* [Directions] Reproduce the listing below word for word, with no pictures.

* [Exercise input]
________________

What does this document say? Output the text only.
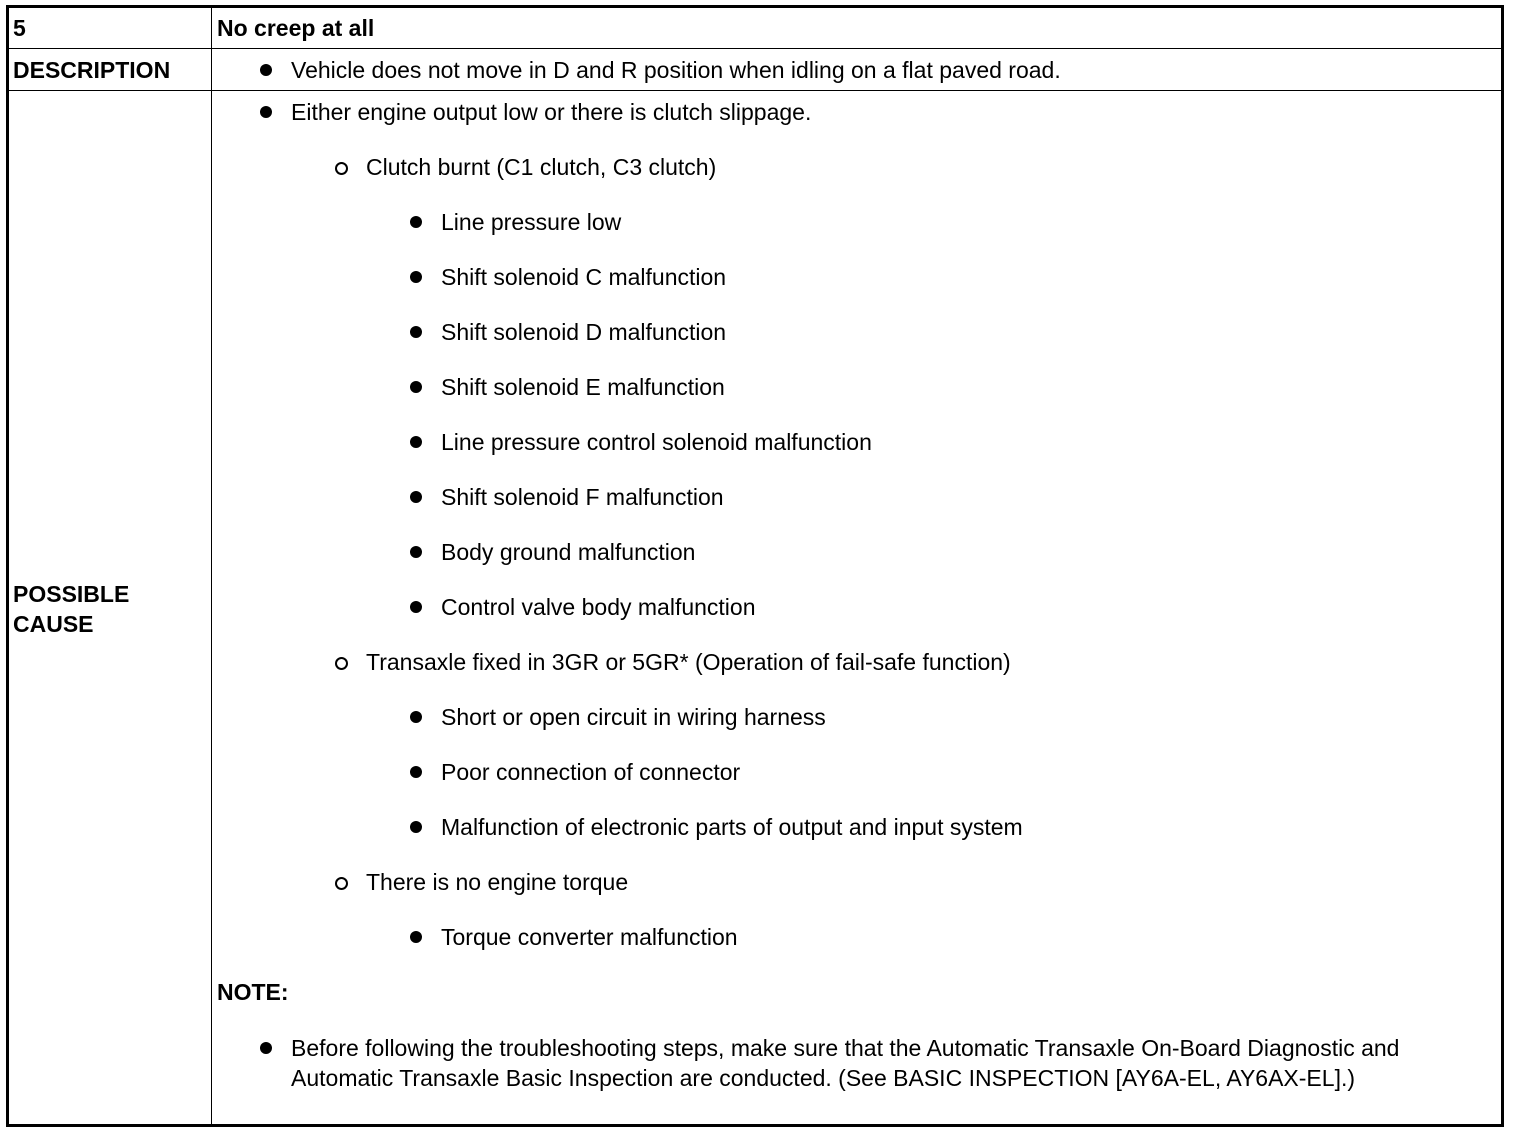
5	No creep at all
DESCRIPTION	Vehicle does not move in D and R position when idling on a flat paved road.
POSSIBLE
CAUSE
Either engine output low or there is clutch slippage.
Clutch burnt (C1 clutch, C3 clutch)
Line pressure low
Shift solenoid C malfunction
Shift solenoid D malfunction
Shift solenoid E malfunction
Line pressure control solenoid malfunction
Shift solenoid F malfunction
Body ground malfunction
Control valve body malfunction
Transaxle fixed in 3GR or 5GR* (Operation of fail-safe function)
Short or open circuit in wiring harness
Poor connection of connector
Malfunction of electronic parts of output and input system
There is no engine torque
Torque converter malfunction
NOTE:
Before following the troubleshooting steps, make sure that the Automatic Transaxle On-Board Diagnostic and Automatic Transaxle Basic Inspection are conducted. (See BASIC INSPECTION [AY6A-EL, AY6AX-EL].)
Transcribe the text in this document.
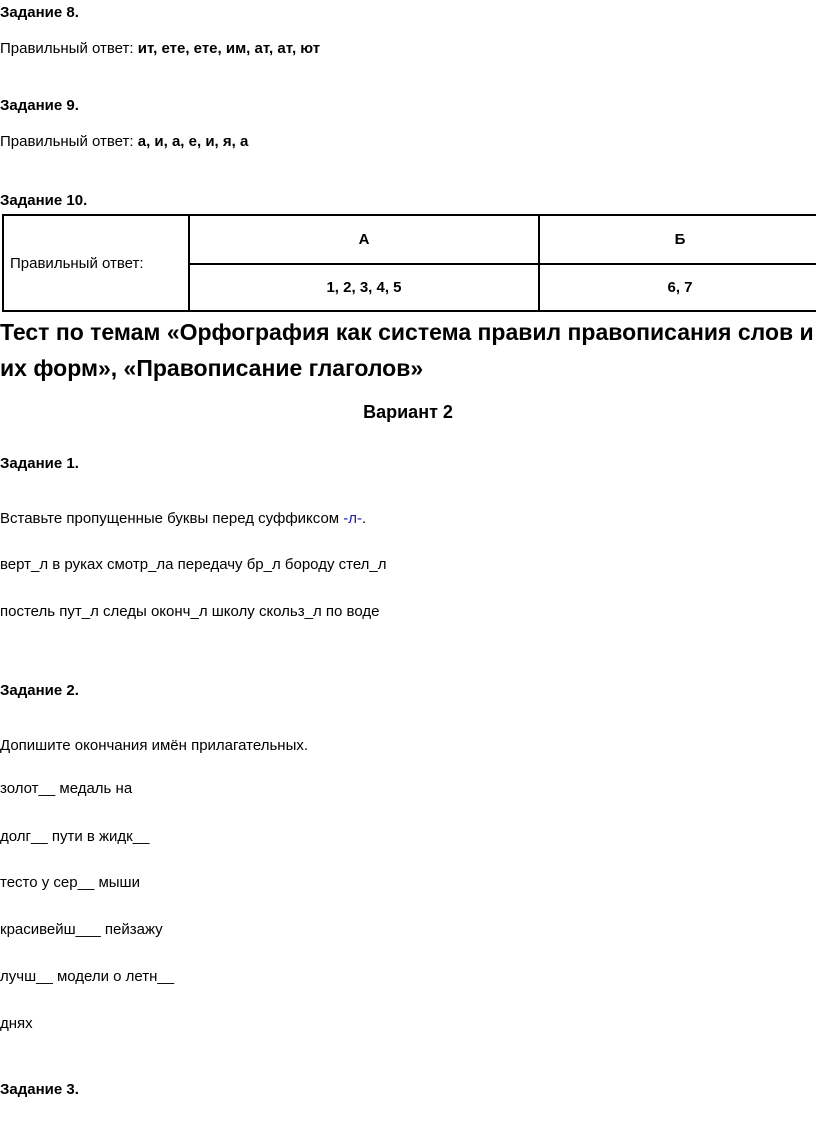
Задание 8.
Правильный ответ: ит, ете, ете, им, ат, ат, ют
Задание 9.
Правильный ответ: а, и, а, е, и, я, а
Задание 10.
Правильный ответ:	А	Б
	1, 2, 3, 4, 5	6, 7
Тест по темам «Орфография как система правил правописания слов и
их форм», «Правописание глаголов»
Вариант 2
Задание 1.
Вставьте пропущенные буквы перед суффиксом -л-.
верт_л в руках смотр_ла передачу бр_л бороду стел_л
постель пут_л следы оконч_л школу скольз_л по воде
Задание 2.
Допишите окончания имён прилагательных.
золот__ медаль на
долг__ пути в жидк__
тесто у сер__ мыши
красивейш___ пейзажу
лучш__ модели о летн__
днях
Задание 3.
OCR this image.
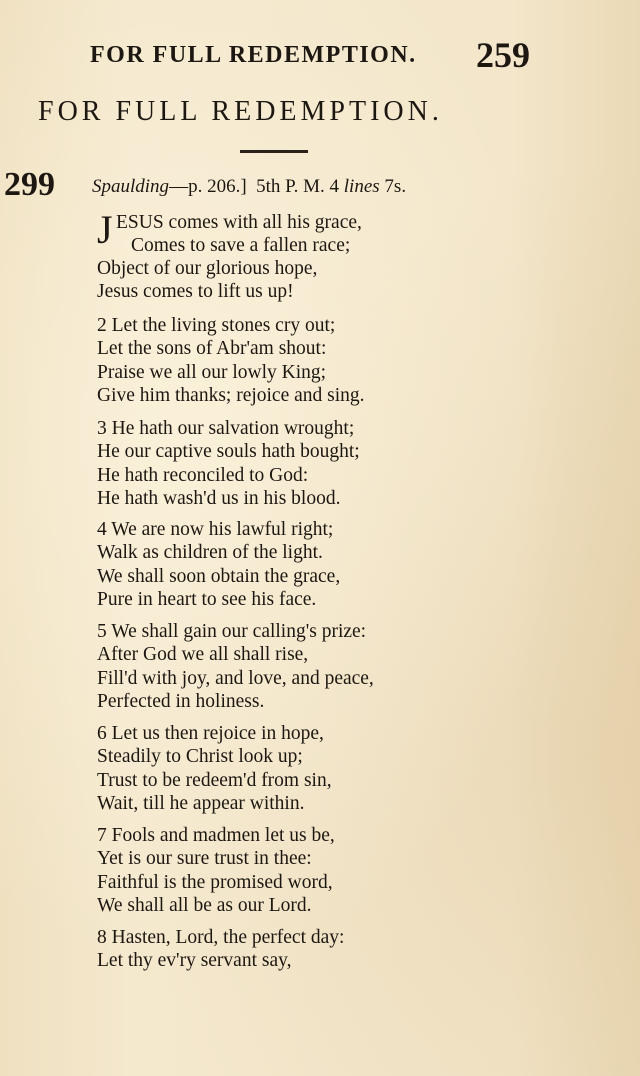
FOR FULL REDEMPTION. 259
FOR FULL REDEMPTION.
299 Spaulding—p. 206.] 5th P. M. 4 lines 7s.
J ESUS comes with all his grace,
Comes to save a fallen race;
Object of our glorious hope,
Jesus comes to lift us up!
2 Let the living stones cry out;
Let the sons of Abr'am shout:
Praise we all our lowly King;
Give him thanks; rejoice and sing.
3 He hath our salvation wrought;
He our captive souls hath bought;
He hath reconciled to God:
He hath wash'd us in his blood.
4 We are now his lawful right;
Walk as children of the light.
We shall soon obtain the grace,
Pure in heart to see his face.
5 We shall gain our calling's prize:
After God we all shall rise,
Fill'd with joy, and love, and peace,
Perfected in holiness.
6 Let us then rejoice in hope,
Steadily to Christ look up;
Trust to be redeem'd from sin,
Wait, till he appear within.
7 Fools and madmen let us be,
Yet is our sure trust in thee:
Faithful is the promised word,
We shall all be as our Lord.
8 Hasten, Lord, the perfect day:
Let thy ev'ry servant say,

________________

* [Solution to this task]
What does this document say? Output the text only.
5	No creep at all
DESCRIPTION	Vehicle does not move in D and R position when idling on a flat paved road.
POSSIBLE
CAUSE
Either engine output low or there is clutch slippage.
Clutch burnt (C1 clutch, C3 clutch)
Line pressure low
Shift solenoid C malfunction
Shift solenoid D malfunction
Shift solenoid E malfunction
Line pressure control solenoid malfunction
Shift solenoid F malfunction
Body ground malfunction
Control valve body malfunction
Transaxle fixed in 3GR or 5GR* (Operation of fail-safe function)
Short or open circuit in wiring harness
Poor connection of connector
Malfunction of electronic parts of output and input system
There is no engine torque
Torque converter malfunction
NOTE:
Before following the troubleshooting steps, make sure that the Automatic Transaxle On-Board Diagnostic and Automatic Transaxle Basic Inspection are conducted. (See BASIC INSPECTION [AY6A-EL, AY6AX-EL].)
Transcribe the text in this document.
Задание 8.
Правильный ответ: ит, ете, ете, им, ат, ат, ют
Задание 9.
Правильный ответ: а, и, а, е, и, я, а
Задание 10.
Правильный ответ:	А	Б
	1, 2, 3, 4, 5	6, 7
Тест по темам «Орфография как система правил правописания слов и
их форм», «Правописание глаголов»
Вариант 2
Задание 1.
Вставьте пропущенные буквы перед суффиксом -л-.
верт_л в руках смотр_ла передачу бр_л бороду стел_л
постель пут_л следы оконч_л школу скольз_л по воде
Задание 2.
Допишите окончания имён прилагательных.
золот__ медаль на
долг__ пути в жидк__
тесто у сер__ мыши
красивейш___ пейзажу
лучш__ модели о летн__
днях
Задание 3.
OCR this image.
FOR FULL REDEMPTION. 259
FOR FULL REDEMPTION.
299 Spaulding—p. 206.] 5th P. M. 4 lines 7s.
J ESUS comes with all his grace,
Comes to save a fallen race;
Object of our glorious hope,
Jesus comes to lift us up!
2 Let the living stones cry out;
Let the sons of Abr'am shout:
Praise we all our lowly King;
Give him thanks; rejoice and sing.
3 He hath our salvation wrought;
He our captive souls hath bought;
He hath reconciled to God:
He hath wash'd us in his blood.
4 We are now his lawful right;
Walk as children of the light.
We shall soon obtain the grace,
Pure in heart to see his face.
5 We shall gain our calling's prize:
After God we all shall rise,
Fill'd with joy, and love, and peace,
Perfected in holiness.
6 Let us then rejoice in hope,
Steadily to Christ look up;
Trust to be redeem'd from sin,
Wait, till he appear within.
7 Fools and madmen let us be,
Yet is our sure trust in thee:
Faithful is the promised word,
We shall all be as our Lord.
8 Hasten, Lord, the perfect day:
Let thy ev'ry servant say,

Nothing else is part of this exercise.